* GIVEN DATA *
• • • • •

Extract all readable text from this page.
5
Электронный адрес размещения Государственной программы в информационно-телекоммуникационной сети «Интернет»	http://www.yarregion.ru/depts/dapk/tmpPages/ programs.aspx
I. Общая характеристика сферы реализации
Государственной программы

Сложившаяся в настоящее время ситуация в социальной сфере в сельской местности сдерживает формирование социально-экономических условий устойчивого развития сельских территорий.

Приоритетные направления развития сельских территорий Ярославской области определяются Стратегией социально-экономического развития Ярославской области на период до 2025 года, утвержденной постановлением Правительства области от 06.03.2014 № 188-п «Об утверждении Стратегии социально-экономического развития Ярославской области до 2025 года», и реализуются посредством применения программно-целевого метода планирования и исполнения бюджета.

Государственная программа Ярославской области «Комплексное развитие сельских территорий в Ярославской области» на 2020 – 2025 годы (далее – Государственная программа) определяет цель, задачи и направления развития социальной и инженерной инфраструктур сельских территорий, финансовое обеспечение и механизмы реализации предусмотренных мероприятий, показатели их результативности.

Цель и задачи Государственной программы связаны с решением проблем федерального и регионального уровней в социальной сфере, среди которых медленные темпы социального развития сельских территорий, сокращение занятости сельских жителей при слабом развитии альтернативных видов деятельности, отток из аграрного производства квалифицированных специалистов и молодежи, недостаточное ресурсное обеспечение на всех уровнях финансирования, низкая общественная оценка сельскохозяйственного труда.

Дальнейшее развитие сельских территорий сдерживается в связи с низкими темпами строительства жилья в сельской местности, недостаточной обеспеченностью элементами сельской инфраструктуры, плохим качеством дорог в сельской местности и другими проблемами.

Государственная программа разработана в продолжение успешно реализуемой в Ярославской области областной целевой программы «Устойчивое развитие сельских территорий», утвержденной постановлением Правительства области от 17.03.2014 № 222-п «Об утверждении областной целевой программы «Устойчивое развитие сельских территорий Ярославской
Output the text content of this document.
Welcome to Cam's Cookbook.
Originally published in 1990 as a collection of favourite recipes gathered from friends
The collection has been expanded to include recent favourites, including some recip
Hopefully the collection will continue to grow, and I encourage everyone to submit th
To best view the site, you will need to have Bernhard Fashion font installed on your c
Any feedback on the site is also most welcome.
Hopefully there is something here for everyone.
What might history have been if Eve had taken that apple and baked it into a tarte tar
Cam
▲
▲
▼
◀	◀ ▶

• • • • •

* EXERCISE PROMPT *
Scan the listing above and copy all lines containing the word "collection".

* REPLY *
Originally published in 1990 as a collection of favourite recipes gathered from friends
The collection has been expanded to include recent favourites, including some recip
Hopefully the collection will continue to grow, and I encourage everyone to submit th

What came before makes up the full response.